- **Assignment**:
Set every line of the data down again exactly, and keep the pictures out.

- **Source material**:
━━━━━━━━

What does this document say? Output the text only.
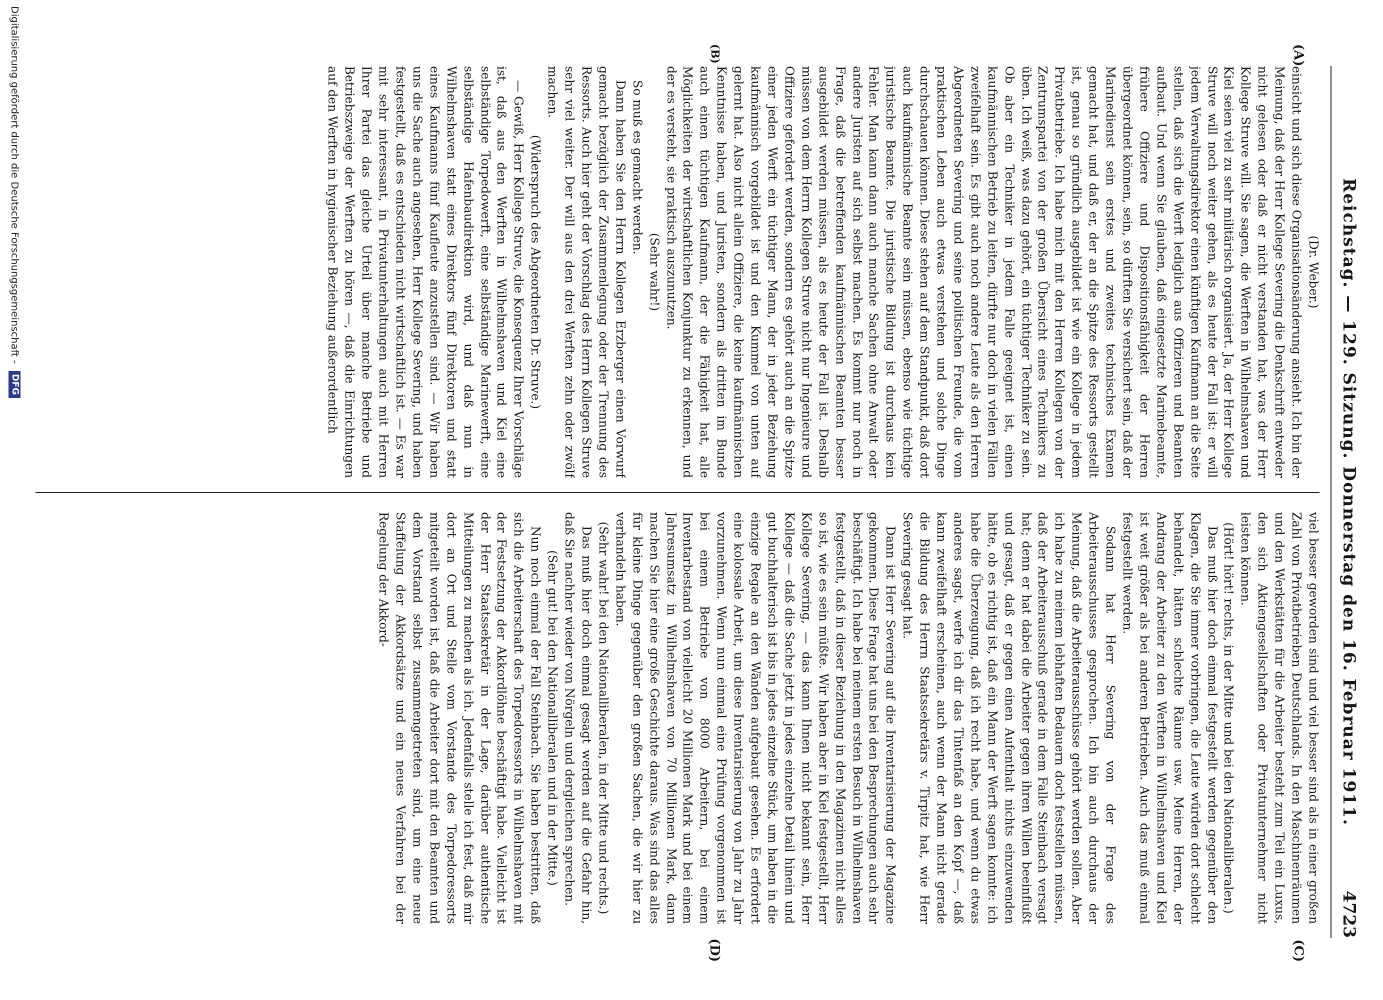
Reichstag. — 129. Sitzung. Donnerstag den 16. Februar 1911.
4723
(A)
(B)
(C)
(D)

(Dr. Weber.)

einsicht und sich diese Organisationsänderung ansieht. Ich bin der Meinung, daß der Herr Kollege Severing die Denkschrift entweder nicht gelesen oder daß er nicht verstanden hat, was der Herr Kollege Struve will. Sie sagen, die Werften in Wilhelmshaven und Kiel seien viel zu sehr militärisch organisiert. Ja, der Herr Kollege Struve will noch weiter gehen, als es heute der Fall ist: er will jedem Verwaltungsdirektor einen künftigen Kaufmann an die Seite stellen, daß sich die Werft lediglich aus Offizieren und Beamten aufbaut. Und wenn Sie glauben, daß eingesetzte Marinebeamte, frühere Offiziere und Dispositionsfähigkeit der Herren übergeordnet können, sein, so dürften Sie versichert sein, daß der Marinedienst sein erstes und zweites technisches Examen gemacht hat, und daß er, der an die Spitze des Ressorts gestellt ist, genau so gründlich ausgebildet ist wie ein Kollege in jedem Privatbetriebe. Ich habe mich mit den Herren Kollegen von der Zentrumspartei von der großen Übersicht eines Technikers zu üben. Ich weiß, was dazu gehört, ein tüchtiger Techniker zu sein. Ob aber ein Techniker in jedem Falle geeignet ist, einen kaufmännischen Betrieb zu leiten, dürfte nur doch in vielen Fällen zweifelhaft sein. Es gibt auch noch andere Leute als den Herren Abgeordneten Severing und seine politischen Freunde, die vom praktischen Leben auch etwas verstehen und solche Dinge durchschauen können. Diese stehen auf dem Standpunkt, daß dort auch kaufmännische Beamte sein müssen, ebenso wie tüchtige juristische Beamte. Die juristische Bildung ist durchaus kein Fehler. Man kann dann auch manche Sachen ohne Anwalt oder andere Juristen auf sich selbst machen. Es kommt nur noch in Frage, daß die betreffenden kaufmännischen Beamten besser ausgebildet werden müssen, als es heute der Fall ist. Deshalb müssen von dem Herrn Kollegen Struve nicht nur Ingenieure und Offiziere gefordert werden, sondern es gehört auch an die Spitze einer jeden Werft ein tüchtiger Mann, der in jeder Beziehung kaufmännisch vorgebildet ist und den Kummel von unten auf gelernt hat. Also nicht allein Offiziere, die keine kaufmännischen Kenntnisse haben, und Juristen, sondern als dritten im Bunde auch einen tüchtigen Kaufmann, der die Fähigkeit hat, alle Möglichkeiten der wirtschaftlichen Konjunktur zu erkennen, und der es versteht, sie praktisch auszunutzen.

(Sehr wahr!)

So muß es gemacht werden.

Dann haben Sie den Herrn Kollegen Erzberger einen Vorwurf gemacht bezüglich der Zusammenlegung oder der Trennung des Ressorts. Auch hier geht der Vorschlag des Herrn Kollegen Struve sehr viel weiter. Der will aus den drei Werften zehn oder zwölf machen.

(Widerspruch des Abgeordneten Dr. Struve.)

— Gewiß, Herr Kollege Struve, die Konsequenz Ihrer Vorschläge ist, daß aus den Werften in Wilhelmshaven und Kiel eine selbständige Torpedowerft, eine selbständige Marinewerft, eine selbständige Hafenbaudirektion wird, und daß nun in Wilhelmshaven statt eines Direktors fünf Direktoren und statt eines Kaufmanns fünf Kaufleute anzustellen sind. — Wir haben uns die Sache auch angesehen, Herr Kollege Severing, und haben festgestellt, daß es entschieden nicht wirtschaftlich ist. — Es war mit sehr interessant, in Privatunterhaltungen auch mit Herren Ihrer Partei das gleiche Urteil über manche Betriebe und Betriebszweige der Werften zu hören —, daß die Einrichtungen auf den Werften in hygienischer Beziehung außerordentlich

viel besser geworden sind und viel besser sind als in einer großen Zahl von Privatbetrieben Deutschlands. In den Maschinenräumen und den Werkstätten für die Arbeiter besteht zum Teil ein Luxus, den sich Aktiengesellschaften oder Privatunternehmer nicht leisten können.

(Hört! hört! rechts, in der Mitte und bei den Nationalliberalen.)

Das muß hier doch einmal festgestellt werden gegenüber den Klagen, die Sie immer vorbringen, die Leute würden dort schlecht behandelt, hätten schlechte Räume usw. Meine Herren, der Andrang der Arbeiter zu den Werften in Wilhelmshaven und Kiel ist weit größer als bei anderen Betrieben. Auch das muß einmal festgestellt werden.

Sodann hat Herr Severing von der Frage des Arbeiterausschusses gesprochen. Ich bin auch durchaus der Meinung, daß die Arbeiterausschüsse gehört werden sollen. Aber ich habe zu meinem lebhaften Bedauern doch feststellen müssen, daß der Arbeiterausschuß gerade in dem Falle Steinbach versagt hat; denn er hat dabei die Arbeiter gegen ihren Willen beeinflußt und gesagt, daß er gegen einen Aufenthalt nichts einzuwenden hätte, ob es richtig ist, daß ein Mann der Werft sagen konnte: ich habe die Überzeugung, daß ich recht habe, und wenn du etwas anderes sagst, werfe ich dir das Tintenfaß an den Kopf —, daß kann zweifelhaft erscheinen, auch wenn der Mann nicht gerade die Bildung des Herrn Staatssekretärs v. Tirpitz hat, wie Herr Severing gesagt hat.

Dann ist Herr Severing auf die Inventarisierung der Magazine gekommen. Diese Frage hat uns bei den Besprechungen auch sehr beschäftigt. Ich habe bei meinem ersten Besuch in Wilhelmshaven festgestellt, daß in dieser Beziehung in den Magazinen nicht alles so ist, wie es sein müßte. Wir haben aber in Kiel festgestellt, Herr Kollege Severing, — das kann Ihnen nicht bekannt sein, Herr Kollege — daß die Sache jetzt in jedes einzelne Detail hinein und gut buchhalterisch ist bis in jedes einzelne Stück, um haben in die einzige Regale an den Wänden aufgebaut gesehen. Es erfordert eine kolossale Arbeit, um diese Inventarisierung von Jahr zu Jahr vorzunehmen. Wenn nun einmal eine Prüfung vorgenommen ist bei einem Betriebe von 8000 Arbeitern, bei einem Inventarbestand von vielleicht 20 Millionen Mark und bei einem Jahresumsatz in Wilhelmshaven von 70 Millionen Mark, dann machen Sie hier eine große Geschichte daraus. Was sind das alles für kleine Dinge gegenüber den großen Sachen, die wir hier zu verhandeln haben.

(Sehr wahr! bei den Nationalliberalen, in der Mitte und rechts.)

Das muß hier doch einmal gesagt werden auf die Gefahr hin, daß Sie nachher wieder von Nörgeln und dergleichen sprechen.

(Sehr gut! bei den Nationalliberalen und in der Mitte.)

Nun noch einmal der Fall Steinbach. Sie haben bestritten, daß sich die Arbeiterschaft des Torpedoressorts in Wilhelmshaven mit der Festsetzung der Akkordlöhne beschäftigt habe. Vielleicht ist der Herr Staatssekretär in der Lage, darüber authentische Mitteilungen zu machen als ich. Jedenfalls stelle ich fest, daß mir dort an Ort und Stelle vom Vorstande des Torpedoressorts mitgeteilt worden ist, daß die Arbeiter dort mit den Beamten und dem Vorstand selbst zusammengetreten sind, um eine neue Staffelung der Akkordsätze und ein neues Verfahren bei der Regelung der Akkord-

Digitalisierung gefördert durch die Deutsche Forschungsgemeinschaft - DFG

━━━━━━━━

- **Reply**:
What does this document say? Output the text only.
Reichstag. — 129. Sitzung. Donnerstag den 16. Februar 1911.
4723
(A)
(B)
(C)
(D)

(Dr. Weber.)

einsicht und sich diese Organisationsänderung ansieht. Ich bin der Meinung, daß der Herr Kollege Severing die Denkschrift entweder nicht gelesen oder daß er nicht verstanden hat, was der Herr Kollege Struve will. Sie sagen, die Werften in Wilhelmshaven und Kiel seien viel zu sehr militärisch organisiert. Ja, der Herr Kollege Struve will noch weiter gehen, als es heute der Fall ist: er will jedem Verwaltungsdirektor einen künftigen Kaufmann an die Seite stellen, daß sich die Werft lediglich aus Offizieren und Beamten aufbaut. Und wenn Sie glauben, daß eingesetzte Marinebeamte, frühere Offiziere und Dispositionsfähigkeit der Herren übergeordnet können, sein, so dürften Sie versichert sein, daß der Marinedienst sein erstes und zweites technisches Examen gemacht hat, und daß er, der an die Spitze des Ressorts gestellt ist, genau so gründlich ausgebildet ist wie ein Kollege in jedem Privatbetriebe. Ich habe mich mit den Herren Kollegen von der Zentrumspartei von der großen Übersicht eines Technikers zu üben. Ich weiß, was dazu gehört, ein tüchtiger Techniker zu sein. Ob aber ein Techniker in jedem Falle geeignet ist, einen kaufmännischen Betrieb zu leiten, dürfte nur doch in vielen Fällen zweifelhaft sein. Es gibt auch noch andere Leute als den Herren Abgeordneten Severing und seine politischen Freunde, die vom praktischen Leben auch etwas verstehen und solche Dinge durchschauen können. Diese stehen auf dem Standpunkt, daß dort auch kaufmännische Beamte sein müssen, ebenso wie tüchtige juristische Beamte. Die juristische Bildung ist durchaus kein Fehler. Man kann dann auch manche Sachen ohne Anwalt oder andere Juristen auf sich selbst machen. Es kommt nur noch in Frage, daß die betreffenden kaufmännischen Beamten besser ausgebildet werden müssen, als es heute der Fall ist. Deshalb müssen von dem Herrn Kollegen Struve nicht nur Ingenieure und Offiziere gefordert werden, sondern es gehört auch an die Spitze einer jeden Werft ein tüchtiger Mann, der in jeder Beziehung kaufmännisch vorgebildet ist und den Kummel von unten auf gelernt hat. Also nicht allein Offiziere, die keine kaufmännischen Kenntnisse haben, und Juristen, sondern als dritten im Bunde auch einen tüchtigen Kaufmann, der die Fähigkeit hat, alle Möglichkeiten der wirtschaftlichen Konjunktur zu erkennen, und der es versteht, sie praktisch auszunutzen.

(Sehr wahr!)

So muß es gemacht werden.

Dann haben Sie den Herrn Kollegen Erzberger einen Vorwurf gemacht bezüglich der Zusammenlegung oder der Trennung des Ressorts. Auch hier geht der Vorschlag des Herrn Kollegen Struve sehr viel weiter. Der will aus den drei Werften zehn oder zwölf machen.

(Widerspruch des Abgeordneten Dr. Struve.)

— Gewiß, Herr Kollege Struve, die Konsequenz Ihrer Vorschläge ist, daß aus den Werften in Wilhelmshaven und Kiel eine selbständige Torpedowerft, eine selbständige Marinewerft, eine selbständige Hafenbaudirektion wird, und daß nun in Wilhelmshaven statt eines Direktors fünf Direktoren und statt eines Kaufmanns fünf Kaufleute anzustellen sind. — Wir haben uns die Sache auch angesehen, Herr Kollege Severing, und haben festgestellt, daß es entschieden nicht wirtschaftlich ist. — Es war mit sehr interessant, in Privatunterhaltungen auch mit Herren Ihrer Partei das gleiche Urteil über manche Betriebe und Betriebszweige der Werften zu hören —, daß die Einrichtungen auf den Werften in hygienischer Beziehung außerordentlich

viel besser geworden sind und viel besser sind als in einer großen Zahl von Privatbetrieben Deutschlands. In den Maschinenräumen und den Werkstätten für die Arbeiter besteht zum Teil ein Luxus, den sich Aktiengesellschaften oder Privatunternehmer nicht leisten können.

(Hört! hört! rechts, in der Mitte und bei den Nationalliberalen.)

Das muß hier doch einmal festgestellt werden gegenüber den Klagen, die Sie immer vorbringen, die Leute würden dort schlecht behandelt, hätten schlechte Räume usw. Meine Herren, der Andrang der Arbeiter zu den Werften in Wilhelmshaven und Kiel ist weit größer als bei anderen Betrieben. Auch das muß einmal festgestellt werden.

Sodann hat Herr Severing von der Frage des Arbeiterausschusses gesprochen. Ich bin auch durchaus der Meinung, daß die Arbeiterausschüsse gehört werden sollen. Aber ich habe zu meinem lebhaften Bedauern doch feststellen müssen, daß der Arbeiterausschuß gerade in dem Falle Steinbach versagt hat; denn er hat dabei die Arbeiter gegen ihren Willen beeinflußt und gesagt, daß er gegen einen Aufenthalt nichts einzuwenden hätte, ob es richtig ist, daß ein Mann der Werft sagen konnte: ich habe die Überzeugung, daß ich recht habe, und wenn du etwas anderes sagst, werfe ich dir das Tintenfaß an den Kopf —, daß kann zweifelhaft erscheinen, auch wenn der Mann nicht gerade die Bildung des Herrn Staatssekretärs v. Tirpitz hat, wie Herr Severing gesagt hat.

Dann ist Herr Severing auf die Inventarisierung der Magazine gekommen. Diese Frage hat uns bei den Besprechungen auch sehr beschäftigt. Ich habe bei meinem ersten Besuch in Wilhelmshaven festgestellt, daß in dieser Beziehung in den Magazinen nicht alles so ist, wie es sein müßte. Wir haben aber in Kiel festgestellt, Herr Kollege Severing, — das kann Ihnen nicht bekannt sein, Herr Kollege — daß die Sache jetzt in jedes einzelne Detail hinein und gut buchhalterisch ist bis in jedes einzelne Stück, um haben in die einzige Regale an den Wänden aufgebaut gesehen. Es erfordert eine kolossale Arbeit, um diese Inventarisierung von Jahr zu Jahr vorzunehmen. Wenn nun einmal eine Prüfung vorgenommen ist bei einem Betriebe von 8000 Arbeitern, bei einem Inventarbestand von vielleicht 20 Millionen Mark und bei einem Jahresumsatz in Wilhelmshaven von 70 Millionen Mark, dann machen Sie hier eine große Geschichte daraus. Was sind das alles für kleine Dinge gegenüber den großen Sachen, die wir hier zu verhandeln haben.

(Sehr wahr! bei den Nationalliberalen, in der Mitte und rechts.)

Das muß hier doch einmal gesagt werden auf die Gefahr hin, daß Sie nachher wieder von Nörgeln und dergleichen sprechen.

(Sehr gut! bei den Nationalliberalen und in der Mitte.)

Nun noch einmal der Fall Steinbach. Sie haben bestritten, daß sich die Arbeiterschaft des Torpedoressorts in Wilhelmshaven mit der Festsetzung der Akkordlöhne beschäftigt habe. Vielleicht ist der Herr Staatssekretär in der Lage, darüber authentische Mitteilungen zu machen als ich. Jedenfalls stelle ich fest, daß mir dort an Ort und Stelle vom Vorstande des Torpedoressorts mitgeteilt worden ist, daß die Arbeiter dort mit den Beamten und dem Vorstand selbst zusammengetreten sind, um eine neue Staffelung der Akkordsätze und ein neues Verfahren bei der Regelung der Akkord-

Digitalisierung gefördert durch die Deutsche Forschungsgemeinschaft - DFG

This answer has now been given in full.